___ Data provided

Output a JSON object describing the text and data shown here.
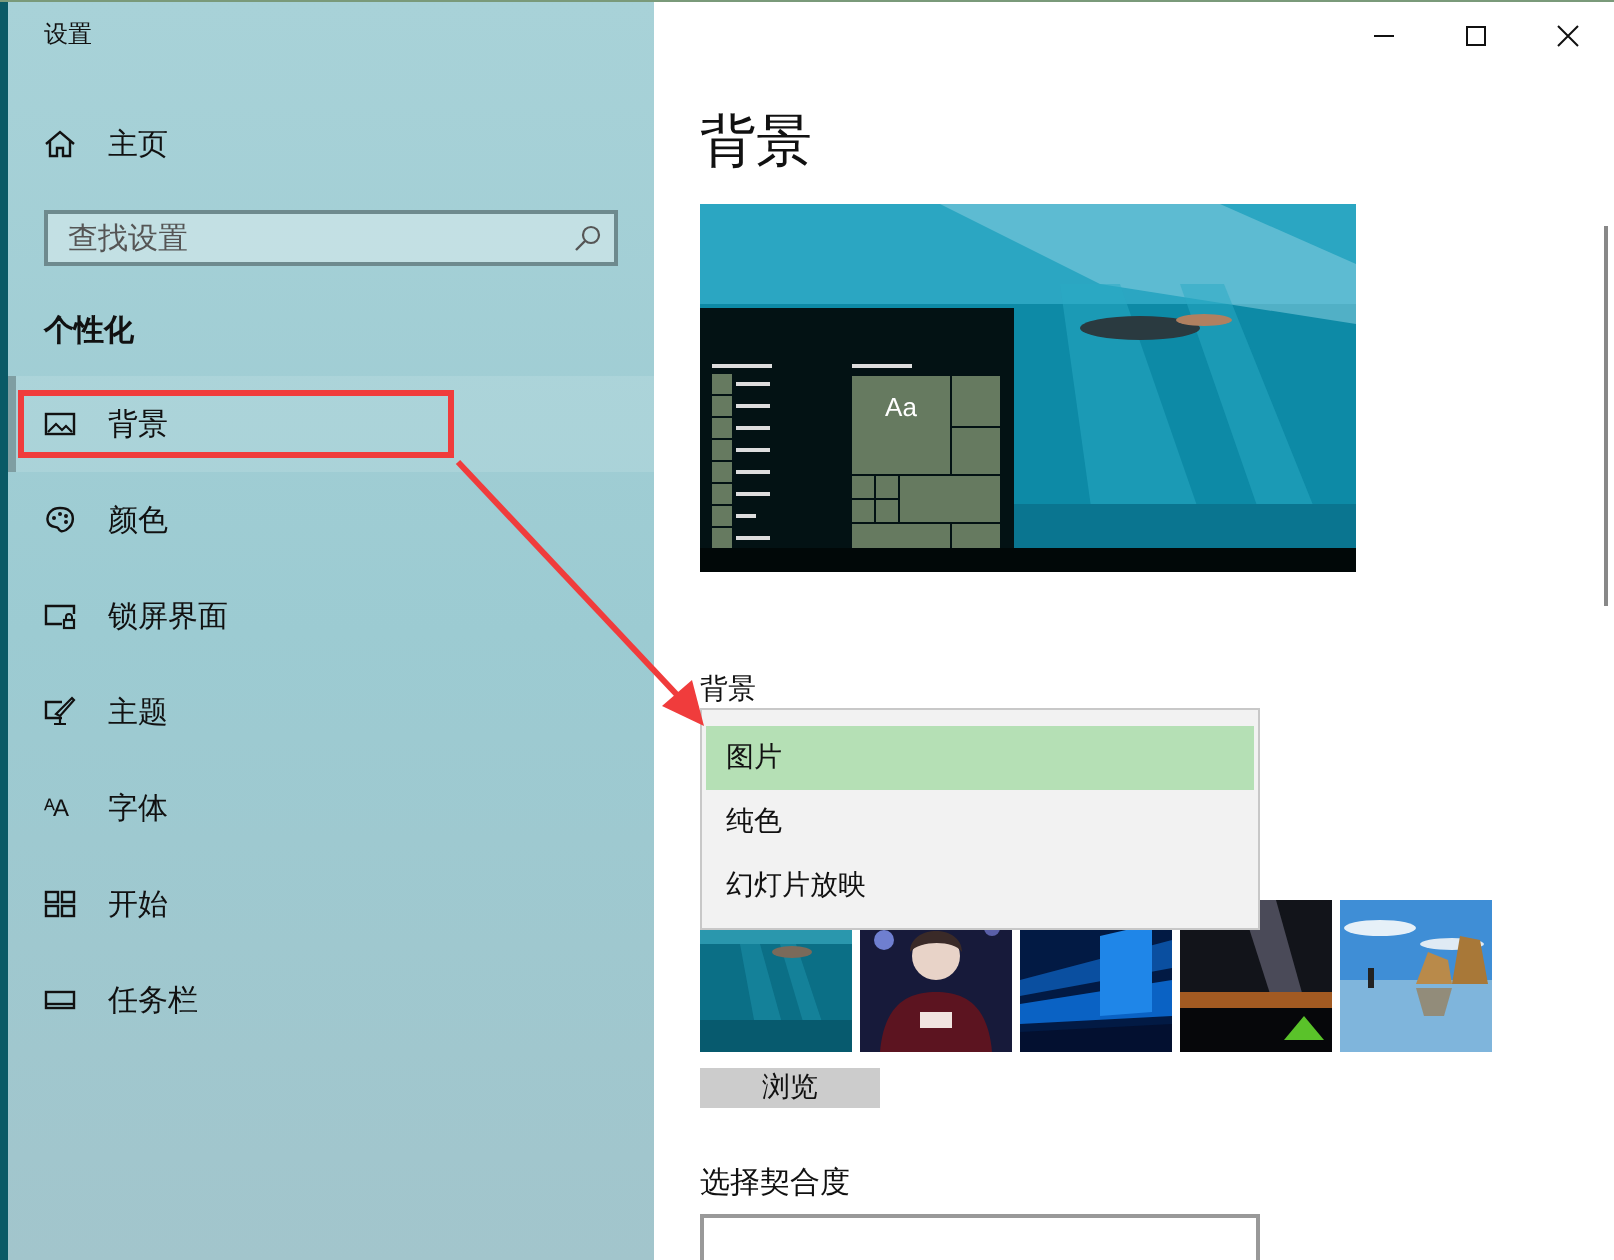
{
  "window": {
    "title": "设置"
  },
  "sidebar": {
    "home": "主页",
    "search": {
      "placeholder": "查找设置"
    },
    "section": "个性化",
    "items": [
      {
        "label": "背景",
        "selected": true
      },
      {
        "label": "颜色",
        "selected": false
      },
      {
        "label": "锁屏界面",
        "selected": false
      },
      {
        "label": "主题",
        "selected": false
      },
      {
        "label": "字体",
        "selected": false,
        "glyph": "ᴬA"
      },
      {
        "label": "开始",
        "selected": false
      },
      {
        "label": "任务栏",
        "selected": false
      }
    ]
  },
  "page": {
    "title": "背景",
    "preview": {
      "sample_text": "Aa"
    },
    "background_label": "背景",
    "dropdown": {
      "options": [
        {
          "label": "图片",
          "selected": true
        },
        {
          "label": "纯色",
          "selected": false
        },
        {
          "label": "幻灯片放映",
          "selected": false
        }
      ]
    },
    "browse_button": "浏览",
    "fit_label": "选择契合度"
  }
}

______

[What is required] Pictures excluded, quote all the data above exactly.

[Exercise result]
Output a JSON object describing the text and data shown here.
{
  "window": {
    "title": "设置"
  },
  "sidebar": {
    "home": "主页",
    "search": {
      "placeholder": "查找设置"
    },
    "section": "个性化",
    "items": [
      {
        "label": "背景",
        "selected": true
      },
      {
        "label": "颜色",
        "selected": false
      },
      {
        "label": "锁屏界面",
        "selected": false
      },
      {
        "label": "主题",
        "selected": false
      },
      {
        "label": "字体",
        "selected": false,
        "glyph": "ᴬA"
      },
      {
        "label": "开始",
        "selected": false
      },
      {
        "label": "任务栏",
        "selected": false
      }
    ]
  },
  "page": {
    "title": "背景",
    "preview": {
      "sample_text": "Aa"
    },
    "background_label": "背景",
    "dropdown": {
      "options": [
        {
          "label": "图片",
          "selected": true
        },
        {
          "label": "纯色",
          "selected": false
        },
        {
          "label": "幻灯片放映",
          "selected": false
        }
      ]
    },
    "browse_button": "浏览",
    "fit_label": "选择契合度"
  }
}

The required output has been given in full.